>> start

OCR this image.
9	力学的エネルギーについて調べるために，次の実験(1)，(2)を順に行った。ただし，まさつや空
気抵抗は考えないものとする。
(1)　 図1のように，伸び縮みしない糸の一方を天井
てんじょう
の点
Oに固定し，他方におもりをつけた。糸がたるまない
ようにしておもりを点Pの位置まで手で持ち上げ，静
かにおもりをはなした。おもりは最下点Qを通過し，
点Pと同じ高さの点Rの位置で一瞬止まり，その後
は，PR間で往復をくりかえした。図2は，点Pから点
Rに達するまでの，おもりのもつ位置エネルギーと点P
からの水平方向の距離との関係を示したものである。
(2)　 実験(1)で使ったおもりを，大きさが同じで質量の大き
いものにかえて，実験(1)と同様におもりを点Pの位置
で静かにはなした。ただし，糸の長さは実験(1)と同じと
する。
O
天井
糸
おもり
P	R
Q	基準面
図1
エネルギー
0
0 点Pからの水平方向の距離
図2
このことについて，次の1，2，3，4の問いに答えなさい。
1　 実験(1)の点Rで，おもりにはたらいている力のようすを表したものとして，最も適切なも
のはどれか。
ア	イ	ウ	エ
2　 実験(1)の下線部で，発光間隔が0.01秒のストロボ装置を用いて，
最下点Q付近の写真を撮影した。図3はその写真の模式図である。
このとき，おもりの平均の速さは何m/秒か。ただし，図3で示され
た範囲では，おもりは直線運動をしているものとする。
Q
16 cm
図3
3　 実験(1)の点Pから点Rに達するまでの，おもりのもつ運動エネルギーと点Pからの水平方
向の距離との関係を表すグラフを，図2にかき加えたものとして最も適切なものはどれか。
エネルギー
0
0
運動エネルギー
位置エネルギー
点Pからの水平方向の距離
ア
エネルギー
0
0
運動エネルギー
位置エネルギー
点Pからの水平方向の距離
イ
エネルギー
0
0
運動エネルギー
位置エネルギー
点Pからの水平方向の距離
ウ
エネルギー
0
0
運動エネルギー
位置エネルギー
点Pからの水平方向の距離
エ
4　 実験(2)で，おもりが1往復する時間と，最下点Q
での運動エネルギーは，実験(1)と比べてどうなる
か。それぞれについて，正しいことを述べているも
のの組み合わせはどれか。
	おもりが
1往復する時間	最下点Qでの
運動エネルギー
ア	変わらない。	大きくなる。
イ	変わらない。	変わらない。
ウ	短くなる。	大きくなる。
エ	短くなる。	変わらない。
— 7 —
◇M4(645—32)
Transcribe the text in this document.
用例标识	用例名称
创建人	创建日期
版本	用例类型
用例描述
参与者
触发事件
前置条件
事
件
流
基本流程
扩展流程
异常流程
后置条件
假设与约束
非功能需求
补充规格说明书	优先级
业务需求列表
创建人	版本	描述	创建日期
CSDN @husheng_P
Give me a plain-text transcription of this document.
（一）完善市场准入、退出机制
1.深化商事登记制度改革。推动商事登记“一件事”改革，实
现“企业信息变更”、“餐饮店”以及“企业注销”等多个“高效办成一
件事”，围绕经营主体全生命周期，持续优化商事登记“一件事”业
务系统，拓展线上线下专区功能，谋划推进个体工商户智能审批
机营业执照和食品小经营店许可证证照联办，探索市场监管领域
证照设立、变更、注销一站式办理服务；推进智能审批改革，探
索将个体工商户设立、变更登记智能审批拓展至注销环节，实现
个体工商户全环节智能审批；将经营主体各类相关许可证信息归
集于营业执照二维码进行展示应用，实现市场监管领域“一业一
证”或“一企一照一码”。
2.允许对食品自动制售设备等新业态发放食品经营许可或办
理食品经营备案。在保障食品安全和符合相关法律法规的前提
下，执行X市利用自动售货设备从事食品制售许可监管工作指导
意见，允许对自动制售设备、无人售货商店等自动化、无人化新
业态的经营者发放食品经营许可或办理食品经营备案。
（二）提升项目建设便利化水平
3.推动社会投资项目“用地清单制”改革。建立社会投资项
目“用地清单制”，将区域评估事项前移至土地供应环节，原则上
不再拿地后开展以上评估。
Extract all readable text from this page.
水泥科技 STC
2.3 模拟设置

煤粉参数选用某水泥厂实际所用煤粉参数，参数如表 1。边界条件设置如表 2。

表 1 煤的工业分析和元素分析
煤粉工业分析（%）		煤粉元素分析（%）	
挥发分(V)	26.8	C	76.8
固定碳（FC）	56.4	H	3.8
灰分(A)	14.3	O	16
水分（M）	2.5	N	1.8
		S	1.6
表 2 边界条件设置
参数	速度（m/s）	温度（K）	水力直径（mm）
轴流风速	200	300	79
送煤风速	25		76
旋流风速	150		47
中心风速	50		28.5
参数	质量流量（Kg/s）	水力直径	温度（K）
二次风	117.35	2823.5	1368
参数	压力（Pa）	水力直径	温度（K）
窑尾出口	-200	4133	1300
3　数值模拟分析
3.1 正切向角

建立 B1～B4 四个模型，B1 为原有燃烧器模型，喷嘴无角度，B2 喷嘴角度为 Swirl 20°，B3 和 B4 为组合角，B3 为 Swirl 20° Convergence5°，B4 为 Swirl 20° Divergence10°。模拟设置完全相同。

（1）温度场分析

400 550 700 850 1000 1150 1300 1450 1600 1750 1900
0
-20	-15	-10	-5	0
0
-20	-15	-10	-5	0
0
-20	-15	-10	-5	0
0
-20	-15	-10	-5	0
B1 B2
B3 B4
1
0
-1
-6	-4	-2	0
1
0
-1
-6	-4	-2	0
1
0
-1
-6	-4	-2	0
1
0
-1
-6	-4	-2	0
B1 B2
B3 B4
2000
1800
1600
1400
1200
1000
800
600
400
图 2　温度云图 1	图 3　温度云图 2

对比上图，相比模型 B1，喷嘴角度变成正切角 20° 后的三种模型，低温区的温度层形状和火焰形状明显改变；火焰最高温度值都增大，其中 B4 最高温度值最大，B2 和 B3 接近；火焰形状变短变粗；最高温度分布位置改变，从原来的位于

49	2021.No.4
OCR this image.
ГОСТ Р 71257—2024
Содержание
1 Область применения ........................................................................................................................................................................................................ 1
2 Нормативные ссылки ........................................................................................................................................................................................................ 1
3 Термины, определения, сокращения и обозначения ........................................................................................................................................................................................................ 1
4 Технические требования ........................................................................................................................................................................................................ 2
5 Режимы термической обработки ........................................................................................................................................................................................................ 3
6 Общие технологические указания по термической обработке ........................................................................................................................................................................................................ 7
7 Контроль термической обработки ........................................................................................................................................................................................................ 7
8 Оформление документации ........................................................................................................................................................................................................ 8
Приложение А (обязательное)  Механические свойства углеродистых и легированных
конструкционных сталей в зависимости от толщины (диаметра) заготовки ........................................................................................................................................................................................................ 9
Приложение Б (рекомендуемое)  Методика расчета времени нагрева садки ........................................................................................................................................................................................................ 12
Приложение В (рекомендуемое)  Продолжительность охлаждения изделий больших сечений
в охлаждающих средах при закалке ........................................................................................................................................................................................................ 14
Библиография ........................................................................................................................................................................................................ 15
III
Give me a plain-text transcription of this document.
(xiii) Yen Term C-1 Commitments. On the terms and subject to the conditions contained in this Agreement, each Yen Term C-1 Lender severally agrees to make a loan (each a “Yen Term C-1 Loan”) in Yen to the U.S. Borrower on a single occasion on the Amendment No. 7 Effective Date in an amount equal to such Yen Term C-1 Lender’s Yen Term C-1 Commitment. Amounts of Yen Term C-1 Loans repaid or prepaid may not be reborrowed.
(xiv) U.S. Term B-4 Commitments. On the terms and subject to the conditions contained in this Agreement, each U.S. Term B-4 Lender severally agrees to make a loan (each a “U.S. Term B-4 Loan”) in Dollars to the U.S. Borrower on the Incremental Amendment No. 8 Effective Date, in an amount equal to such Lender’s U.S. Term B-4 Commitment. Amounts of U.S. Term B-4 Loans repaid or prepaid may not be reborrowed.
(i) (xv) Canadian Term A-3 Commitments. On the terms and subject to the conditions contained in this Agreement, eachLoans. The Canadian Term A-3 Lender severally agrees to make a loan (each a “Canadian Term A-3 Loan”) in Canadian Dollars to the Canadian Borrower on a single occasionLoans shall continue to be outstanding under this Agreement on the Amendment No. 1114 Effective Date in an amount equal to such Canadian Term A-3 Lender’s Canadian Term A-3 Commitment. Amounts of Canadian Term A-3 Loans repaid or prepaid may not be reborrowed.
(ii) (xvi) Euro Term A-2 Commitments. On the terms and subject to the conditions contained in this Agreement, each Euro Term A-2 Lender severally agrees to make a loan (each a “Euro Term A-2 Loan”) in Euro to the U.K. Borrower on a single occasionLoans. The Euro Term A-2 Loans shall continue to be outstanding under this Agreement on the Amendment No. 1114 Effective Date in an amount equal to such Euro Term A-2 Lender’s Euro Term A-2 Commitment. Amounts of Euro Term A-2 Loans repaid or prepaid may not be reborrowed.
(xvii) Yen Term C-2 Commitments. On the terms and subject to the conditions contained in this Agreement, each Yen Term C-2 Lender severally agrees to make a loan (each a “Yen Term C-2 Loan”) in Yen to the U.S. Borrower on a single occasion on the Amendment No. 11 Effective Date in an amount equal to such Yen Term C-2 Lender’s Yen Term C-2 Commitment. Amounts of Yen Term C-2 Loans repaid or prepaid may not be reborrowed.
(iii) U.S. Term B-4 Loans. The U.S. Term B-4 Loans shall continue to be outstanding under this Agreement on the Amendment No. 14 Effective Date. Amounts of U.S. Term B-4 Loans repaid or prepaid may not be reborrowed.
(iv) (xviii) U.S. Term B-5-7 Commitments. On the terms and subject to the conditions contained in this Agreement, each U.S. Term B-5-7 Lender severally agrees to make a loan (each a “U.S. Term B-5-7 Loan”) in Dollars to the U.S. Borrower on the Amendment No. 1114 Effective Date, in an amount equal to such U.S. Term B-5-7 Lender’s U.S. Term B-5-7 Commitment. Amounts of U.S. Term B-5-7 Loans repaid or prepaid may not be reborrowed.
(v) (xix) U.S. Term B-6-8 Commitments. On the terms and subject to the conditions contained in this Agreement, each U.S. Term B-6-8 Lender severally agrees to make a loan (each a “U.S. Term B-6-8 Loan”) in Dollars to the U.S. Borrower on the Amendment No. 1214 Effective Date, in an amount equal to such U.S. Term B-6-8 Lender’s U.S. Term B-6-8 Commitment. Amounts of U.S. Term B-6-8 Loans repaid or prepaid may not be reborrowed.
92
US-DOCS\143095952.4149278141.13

>> end

Set task: Determine how many lines of the entries above carry the string "水力直径", and give that number alone.

Task solution: 3